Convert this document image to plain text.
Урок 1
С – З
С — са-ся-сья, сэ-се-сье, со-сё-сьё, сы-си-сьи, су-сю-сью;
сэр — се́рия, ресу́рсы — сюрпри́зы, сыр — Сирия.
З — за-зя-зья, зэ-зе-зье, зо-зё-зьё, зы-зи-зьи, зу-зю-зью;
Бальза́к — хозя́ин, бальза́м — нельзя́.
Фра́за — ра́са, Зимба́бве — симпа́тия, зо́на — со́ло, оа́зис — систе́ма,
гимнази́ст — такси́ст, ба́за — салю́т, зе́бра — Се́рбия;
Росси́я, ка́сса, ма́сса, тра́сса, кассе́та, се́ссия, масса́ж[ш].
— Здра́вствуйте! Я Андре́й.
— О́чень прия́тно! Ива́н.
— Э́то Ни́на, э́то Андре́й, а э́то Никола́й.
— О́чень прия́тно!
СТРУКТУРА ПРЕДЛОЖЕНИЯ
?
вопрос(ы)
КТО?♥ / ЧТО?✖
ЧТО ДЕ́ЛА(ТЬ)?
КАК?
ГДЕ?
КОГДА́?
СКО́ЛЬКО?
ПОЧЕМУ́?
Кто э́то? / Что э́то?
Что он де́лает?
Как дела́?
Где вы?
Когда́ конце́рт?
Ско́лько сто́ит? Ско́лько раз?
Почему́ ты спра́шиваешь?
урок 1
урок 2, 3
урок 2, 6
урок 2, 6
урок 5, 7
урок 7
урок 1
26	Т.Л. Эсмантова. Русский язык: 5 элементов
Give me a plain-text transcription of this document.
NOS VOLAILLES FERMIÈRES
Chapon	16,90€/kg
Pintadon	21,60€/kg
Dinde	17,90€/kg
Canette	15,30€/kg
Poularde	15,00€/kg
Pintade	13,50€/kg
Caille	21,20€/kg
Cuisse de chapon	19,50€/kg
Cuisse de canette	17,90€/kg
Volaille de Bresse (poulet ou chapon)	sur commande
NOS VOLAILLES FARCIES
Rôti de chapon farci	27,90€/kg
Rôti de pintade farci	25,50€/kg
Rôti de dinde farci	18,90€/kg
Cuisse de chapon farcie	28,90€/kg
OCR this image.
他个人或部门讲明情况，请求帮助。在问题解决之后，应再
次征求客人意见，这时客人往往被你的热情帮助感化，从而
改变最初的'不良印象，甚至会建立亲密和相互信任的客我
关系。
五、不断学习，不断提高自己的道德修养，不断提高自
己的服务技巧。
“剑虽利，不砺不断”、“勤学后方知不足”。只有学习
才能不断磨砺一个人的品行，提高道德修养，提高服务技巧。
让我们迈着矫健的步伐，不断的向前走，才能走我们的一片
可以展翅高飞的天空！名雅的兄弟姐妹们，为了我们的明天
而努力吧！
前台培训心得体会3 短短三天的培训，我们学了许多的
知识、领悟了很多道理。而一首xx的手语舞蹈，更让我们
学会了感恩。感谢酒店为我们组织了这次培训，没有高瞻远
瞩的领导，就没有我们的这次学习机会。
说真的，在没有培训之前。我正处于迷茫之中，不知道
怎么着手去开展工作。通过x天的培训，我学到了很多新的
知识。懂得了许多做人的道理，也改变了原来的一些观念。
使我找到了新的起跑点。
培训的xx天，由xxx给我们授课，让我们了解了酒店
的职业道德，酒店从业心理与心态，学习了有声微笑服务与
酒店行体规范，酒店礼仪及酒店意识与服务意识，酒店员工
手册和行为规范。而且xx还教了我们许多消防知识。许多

◆ THE TASK
Using the material above, reproduce exactly the line that contains "OCR this image." and all lines after it through the last one, and only those.

◆ ANSWER TO THE PROBLEM
OCR this image.
他个人或部门讲明情况，请求帮助。在问题解决之后，应再
次征求客人意见，这时客人往往被你的热情帮助感化，从而
改变最初的'不良印象，甚至会建立亲密和相互信任的客我
关系。
五、不断学习，不断提高自己的道德修养，不断提高自
己的服务技巧。
“剑虽利，不砺不断”、“勤学后方知不足”。只有学习
才能不断磨砺一个人的品行，提高道德修养，提高服务技巧。
让我们迈着矫健的步伐，不断的向前走，才能走我们的一片
可以展翅高飞的天空！名雅的兄弟姐妹们，为了我们的明天
而努力吧！
前台培训心得体会3 短短三天的培训，我们学了许多的
知识、领悟了很多道理。而一首xx的手语舞蹈，更让我们
学会了感恩。感谢酒店为我们组织了这次培训，没有高瞻远
瞩的领导，就没有我们的这次学习机会。
说真的，在没有培训之前。我正处于迷茫之中，不知道
怎么着手去开展工作。通过x天的培训，我学到了很多新的
知识。懂得了许多做人的道理，也改变了原来的一些观念。
使我找到了新的起跑点。
培训的xx天，由xxx给我们授课，让我们了解了酒店
的职业道德，酒店从业心理与心态，学习了有声微笑服务与
酒店行体规范，酒店礼仪及酒店意识与服务意识，酒店员工
手册和行为规范。而且xx还教了我们许多消防知识。许多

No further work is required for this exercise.